Output the records below verbatim, minus the pictures.
/---
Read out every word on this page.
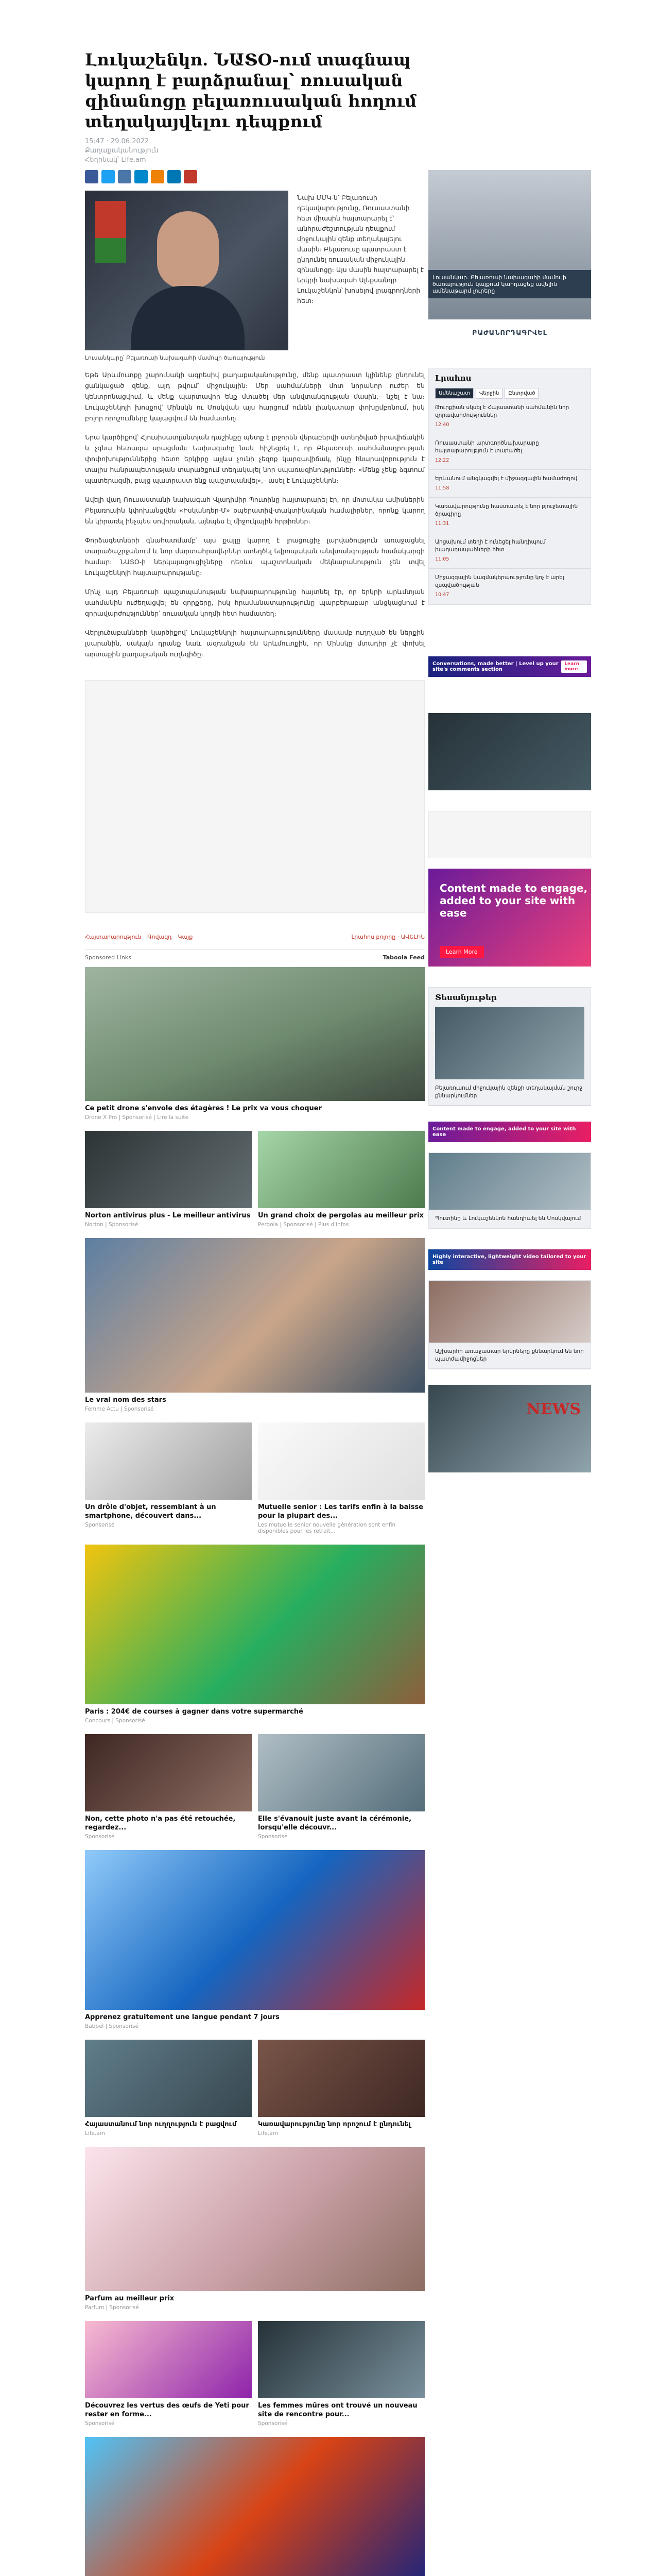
Լուկաշենկո. ՆԱՏՕ-ում տագնապ կարող է բարձրանալ՝ ռուսական զինանոցը բելառուսական հողում տեղակայվելու դեպքում
15:47 · 29.06.2022
Քաղաքականություն
Հեղինակ՝ Life.am
Նախ ՄՄԿ-ն՝ Բելառուսի ղեկավարությունը, Ռուսաստանի հետ միասին հայտարարել է՝ անհրաժեշտության դեպքում միջուկային զենք տեղակայելու մասին։ Բելառուսը պատրաստ է ընդունել ռուսական միջուկային զինանոցը։ Այս մասին հայտարարել է երկրի նախագահ Ալեքսանդր Լուկաշենկոն՝ խոսելով լրագրողների հետ։
Լուսանկարը՝ Բելառուսի նախագահի մամուլի ծառայություն

Եթե Արևմուտքը շարունակի ագրեսիվ քաղաքականությունը, մենք պատրաստ կլինենք ընդունել ցանկացած զենք, այդ թվում՝ միջուկային։ Մեր սահմանների մոտ նորանոր ուժեր են կենտրոնացվում, և մենք պարտավոր ենք մտածել մեր անվտանգության մասին,– նշել է նա։ Լուկաշենկոյի խոսքով՝ Մինսկն ու Մոսկվան այս հարցում ունեն լիակատար փոխըմբռնում, իսկ բոլոր որոշումները կայացվում են համատեղ։

Նրա կարծիքով՝ Հյուսիսատլանտյան դաշինքը պետք է լրջորեն վերաբերվի ստեղծված իրավիճակին և չգնա հետագա սրացման։ Նախագահը նաև հիշեցրել է, որ Բելառուսի սահմանադրության փոփոխություններից հետո երկիրը այլևս չունի չեզոք կարգավիճակ, ինչը հնարավորություն է տալիս հանրապետության տարածքում տեղակայել նոր սպառազինություններ։ «Մենք չենք ձգտում պատերազմի, բայց պատրաստ ենք պաշտպանվել»,– ասել է Լուկաշենկոն։

Ավելի վաղ Ռուսաստանի նախագահ Վլադիմիր Պուտինը հայտարարել էր, որ մոտակա ամիսներին Բելառուսին կփոխանցվեն «Իսկանդեր-Մ» օպերատիվ-տակտիկական համալիրներ, որոնք կարող են կիրառել ինչպես սովորական, այնպես էլ միջուկային հրթիռներ։

Փորձագետների գնահատմամբ՝ այս քայլը կարող է լրացուցիչ լարվածություն առաջացնել տարածաշրջանում և նոր մարտահրավերներ ստեղծել եվրոպական անվտանգության համակարգի համար։ ՆԱՏՕ-ի ներկայացուցիչները դեռևս պաշտոնական մեկնաբանություն չեն տվել Լուկաշենկոյի հայտարարությանը։

Մինչ այդ Բելառուսի պաշտպանության նախարարությունը հայտնել էր, որ երկրի արևմտյան սահմանին ուժեղացվել են զորքերը, իսկ հրամանատարությունը պարբերաբար անցկացնում է զորավարժություններ՝ ռուսական կողմի հետ համատեղ։

Վերլուծաբանների կարծիքով՝ Լուկաշենկոյի հայտարարությունները մասամբ ուղղված են ներքին լսարանին, սակայն դրանք նաև ազդանշան են Արևմուտքին, որ Մինսկը մտադիր չէ փոխել արտաքին քաղաքական ուղեգիծը։

Հայտարարություն Գովազդ Կայք	Լրահոս բոլորը · ԱՎԵԼԻՆ
Sponsored Links	Taboola Feed
Ce petit drone s'envole des étagères ! Le prix va vous choquer
Drone X Pro | Sponsorisé | Lire la suite
Norton antivirus plus - Le meilleur antivirus
Norton | Sponsorisé
Un grand choix de pergolas au meilleur prix
Pergola | Sponsorisé | Plus d'infos
Le vrai nom des stars
Femme Actu | Sponsorisé
Un drôle d'objet, ressemblant à un smartphone, découvert dans...
Sponsorisé
Mutuelle senior : Les tarifs enfin à la baisse pour la plupart des...
Les mutuelle senior nouvelle génération sont enfin disponibles pour les retrait...
Paris : 204€ de courses à gagner dans votre supermarché
Concours | Sponsorisé
Non, cette photo n'a pas été retouchée, regardez...
Sponsorisé
Elle s'évanouit juste avant la cérémonie, lorsqu'elle découvr...
Sponsorisé
Apprenez gratuitement une langue pendant 7 jours
Babbel | Sponsorisé
Հայաստանում նոր ուղղություն է բացվում
Life.am
Կառավարությունը նոր որոշում է ընդունել
Life.am
Parfum au meilleur prix
Parfum | Sponsorisé
Découvrez les vertus des œufs de Yeti pour rester en forme...
Sponsorisé
Les femmes mûres ont trouvé un nouveau site de rencontre pour...
Sponsorisé
Լուսանկար. Բելառուսի նախագահի մամուլի ծառայություն կայքում կարդացեք ավելին ամենաթարմ լուրերը
ԲԱԺԱՆՈՐԴԱԳՐՎԵԼ
Լրահոս
Ամենաշատ	Վերջին	Ընտրված
Թուրքիան սկսել է Հայաստանի սահմանին նոր զորավարժություններ
12:40
Ռուսաստանի արտգործնախարարը հայտարարություն է տարածել
12:22
Երևանում անցկացվել է միջազգային համաժողով
11:58
Կառավարությունը հաստատել է նոր բյուջետային ծրագիրը
11:31
Արցախում տեղի է ունեցել հանդիպում խաղաղապահների հետ
11:05
Միջազգային կազմակերպությունը կոչ է արել զսպվածության
10:47
Conversations, made better | Level up your site's comments section
Learn more
Content made to engage, added to your site with ease
Learn More
Տեսանյութեր
Բելառուսում միջուկային զենքի տեղակայման շուրջ քննարկումներ
Content made to engage, added to your site with ease
Պուտինը և Լուկաշենկոն հանդիպել են Մոսկվայում
Highly interactive, lightweight video tailored to your site
Աշխարհի առաջատար երկրները քննարկում են նոր պատժամիջոցներ
NEWS
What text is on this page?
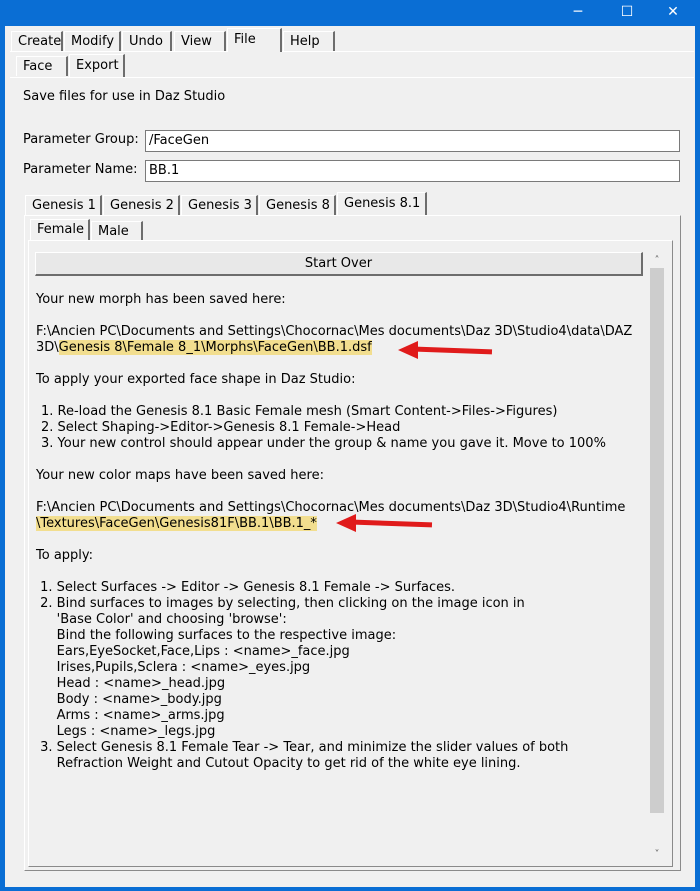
─	☐	✕
Create Modify	Undo	View	File	Help
Face	Export
Save files for use in Daz Studio
Parameter Group: /FaceGen
Parameter Name: BB.1
Genesis 1	Genesis 2	Genesis 3	Genesis 8	Genesis 8.1
Female	Male
Start Over
Your new morph has been saved here:
F:\Ancien PC\Documents and Settings\Chocornac\Mes documents\Daz 3D\Studio4\data\DAZ
3D\Genesis 8\Female 8_1\Morphs\FaceGen\BB.1.dsf
To apply your exported face shape in Daz Studio:
1. Re-load the Genesis 8.1 Basic Female mesh (Smart Content->Files->Figures)
2. Select Shaping->Editor->Genesis 8.1 Female->Head
3. Your new control should appear under the group & name you gave it. Move to 100%
Your new color maps have been saved here:
F:\Ancien PC\Documents and Settings\Chocornac\Mes documents\Daz 3D\Studio4\Runtime
\Textures\FaceGen\Genesis81F\BB.1\BB.1_*
To apply:
1. Select Surfaces -> Editor -> Genesis 8.1 Female -> Surfaces.
2. Bind surfaces to images by selecting, then clicking on the image icon in
'Base Color' and choosing 'browse':
Bind the following surfaces to the respective image:
Ears,EyeSocket,Face,Lips : <name>_face.jpg
Irises,Pupils,Sclera : <name>_eyes.jpg
Head : <name>_head.jpg
Body : <name>_body.jpg
Arms : <name>_arms.jpg
Legs : <name>_legs.jpg
3. Select Genesis 8.1 Female Tear -> Tear, and minimize the slider values of both
Refraction Weight and Cutout Opacity to get rid of the white eye lining.
˄
˅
\---
**Task output:**
Read out every word on this page.
Լուկաշենկո. ՆԱՏՕ-ում տագնապ կարող է բարձրանալ՝ ռուսական զինանոցը բելառուսական հողում տեղակայվելու դեպքում
15:47 · 29.06.2022
Քաղաքականություն
Հեղինակ՝ Life.am
Նախ ՄՄԿ-ն՝ Բելառուսի ղեկավարությունը, Ռուսաստանի հետ միասին հայտարարել է՝ անհրաժեշտության դեպքում միջուկային զենք տեղակայելու մասին։ Բելառուսը պատրաստ է ընդունել ռուսական միջուկային զինանոցը։ Այս մասին հայտարարել է երկրի նախագահ Ալեքսանդր Լուկաշենկոն՝ խոսելով լրագրողների հետ։
Լուսանկարը՝ Բելառուսի նախագահի մամուլի ծառայություն

Եթե Արևմուտքը շարունակի ագրեսիվ քաղաքականությունը, մենք պատրաստ կլինենք ընդունել ցանկացած զենք, այդ թվում՝ միջուկային։ Մեր սահմանների մոտ նորանոր ուժեր են կենտրոնացվում, և մենք պարտավոր ենք մտածել մեր անվտանգության մասին,– նշել է նա։ Լուկաշենկոյի խոսքով՝ Մինսկն ու Մոսկվան այս հարցում ունեն լիակատար փոխըմբռնում, իսկ բոլոր որոշումները կայացվում են համատեղ։

Նրա կարծիքով՝ Հյուսիսատլանտյան դաշինքը պետք է լրջորեն վերաբերվի ստեղծված իրավիճակին և չգնա հետագա սրացման։ Նախագահը նաև հիշեցրել է, որ Բելառուսի սահմանադրության փոփոխություններից հետո երկիրը այլևս չունի չեզոք կարգավիճակ, ինչը հնարավորություն է տալիս հանրապետության տարածքում տեղակայել նոր սպառազինություններ։ «Մենք չենք ձգտում պատերազմի, բայց պատրաստ ենք պաշտպանվել»,– ասել է Լուկաշենկոն։

Ավելի վաղ Ռուսաստանի նախագահ Վլադիմիր Պուտինը հայտարարել էր, որ մոտակա ամիսներին Բելառուսին կփոխանցվեն «Իսկանդեր-Մ» օպերատիվ-տակտիկական համալիրներ, որոնք կարող են կիրառել ինչպես սովորական, այնպես էլ միջուկային հրթիռներ։

Փորձագետների գնահատմամբ՝ այս քայլը կարող է լրացուցիչ լարվածություն առաջացնել տարածաշրջանում և նոր մարտահրավերներ ստեղծել եվրոպական անվտանգության համակարգի համար։ ՆԱՏՕ-ի ներկայացուցիչները դեռևս պաշտոնական մեկնաբանություն չեն տվել Լուկաշենկոյի հայտարարությանը։

Մինչ այդ Բելառուսի պաշտպանության նախարարությունը հայտնել էր, որ երկրի արևմտյան սահմանին ուժեղացվել են զորքերը, իսկ հրամանատարությունը պարբերաբար անցկացնում է զորավարժություններ՝ ռուսական կողմի հետ համատեղ։

Վերլուծաբանների կարծիքով՝ Լուկաշենկոյի հայտարարությունները մասամբ ուղղված են ներքին լսարանին, սակայն դրանք նաև ազդանշան են Արևմուտքին, որ Մինսկը մտադիր չէ փոխել արտաքին քաղաքական ուղեգիծը։

Հայտարարություն Գովազդ Կայք	Լրահոս բոլորը · ԱՎԵԼԻՆ
Sponsored Links	Taboola Feed
Ce petit drone s'envole des étagères ! Le prix va vous choquer
Drone X Pro | Sponsorisé | Lire la suite
Norton antivirus plus - Le meilleur antivirus
Norton | Sponsorisé
Un grand choix de pergolas au meilleur prix
Pergola | Sponsorisé | Plus d'infos
Le vrai nom des stars
Femme Actu | Sponsorisé
Un drôle d'objet, ressemblant à un smartphone, découvert dans...
Sponsorisé
Mutuelle senior : Les tarifs enfin à la baisse pour la plupart des...
Les mutuelle senior nouvelle génération sont enfin disponibles pour les retrait...
Paris : 204€ de courses à gagner dans votre supermarché
Concours | Sponsorisé
Non, cette photo n'a pas été retouchée, regardez...
Sponsorisé
Elle s'évanouit juste avant la cérémonie, lorsqu'elle découvr...
Sponsorisé
Apprenez gratuitement une langue pendant 7 jours
Babbel | Sponsorisé
Հայաստանում նոր ուղղություն է բացվում
Life.am
Կառավարությունը նոր որոշում է ընդունել
Life.am
Parfum au meilleur prix
Parfum | Sponsorisé
Découvrez les vertus des œufs de Yeti pour rester en forme...
Sponsorisé
Les femmes mûres ont trouvé un nouveau site de rencontre pour...
Sponsorisé
Լուսանկար. Բելառուսի նախագահի մամուլի ծառայություն կայքում կարդացեք ավելին ամենաթարմ լուրերը
ԲԱԺԱՆՈՐԴԱԳՐՎԵԼ
Լրահոս
Ամենաշատ	Վերջին	Ընտրված
Թուրքիան սկսել է Հայաստանի սահմանին նոր զորավարժություններ
12:40
Ռուսաստանի արտգործնախարարը հայտարարություն է տարածել
12:22
Երևանում անցկացվել է միջազգային համաժողով
11:58
Կառավարությունը հաստատել է նոր բյուջետային ծրագիրը
11:31
Արցախում տեղի է ունեցել հանդիպում խաղաղապահների հետ
11:05
Միջազգային կազմակերպությունը կոչ է արել զսպվածության
10:47
Conversations, made better | Level up your site's comments section
Learn more
Content made to engage, added to your site with ease
Learn More
Տեսանյութեր
Բելառուսում միջուկային զենքի տեղակայման շուրջ քննարկումներ
Content made to engage, added to your site with ease
Պուտինը և Լուկաշենկոն հանդիպել են Մոսկվայում
Highly interactive, lightweight video tailored to your site
Աշխարհի առաջատար երկրները քննարկում են նոր պատժամիջոցներ
NEWS
What text is on this page?
─	☐	✕
Create Modify	Undo	View	File	Help
Face	Export
Save files for use in Daz Studio
Parameter Group: /FaceGen
Parameter Name: BB.1
Genesis 1	Genesis 2	Genesis 3	Genesis 8	Genesis 8.1
Female	Male
Start Over
Your new morph has been saved here:
F:\Ancien PC\Documents and Settings\Chocornac\Mes documents\Daz 3D\Studio4\data\DAZ
3D\Genesis 8\Female 8_1\Morphs\FaceGen\BB.1.dsf
To apply your exported face shape in Daz Studio:
1. Re-load the Genesis 8.1 Basic Female mesh (Smart Content->Files->Figures)
2. Select Shaping->Editor->Genesis 8.1 Female->Head
3. Your new control should appear under the group & name you gave it. Move to 100%
Your new color maps have been saved here:
F:\Ancien PC\Documents and Settings\Chocornac\Mes documents\Daz 3D\Studio4\Runtime
\Textures\FaceGen\Genesis81F\BB.1\BB.1_*
To apply:
1. Select Surfaces -> Editor -> Genesis 8.1 Female -> Surfaces.
2. Bind surfaces to images by selecting, then clicking on the image icon in
'Base Color' and choosing 'browse':
Bind the following surfaces to the respective image:
Ears,EyeSocket,Face,Lips : <name>_face.jpg
Irises,Pupils,Sclera : <name>_eyes.jpg
Head : <name>_head.jpg
Body : <name>_body.jpg
Arms : <name>_arms.jpg
Legs : <name>_legs.jpg
3. Select Genesis 8.1 Female Tear -> Tear, and minimize the slider values of both
Refraction Weight and Cutout Opacity to get rid of the white eye lining.
˄
˅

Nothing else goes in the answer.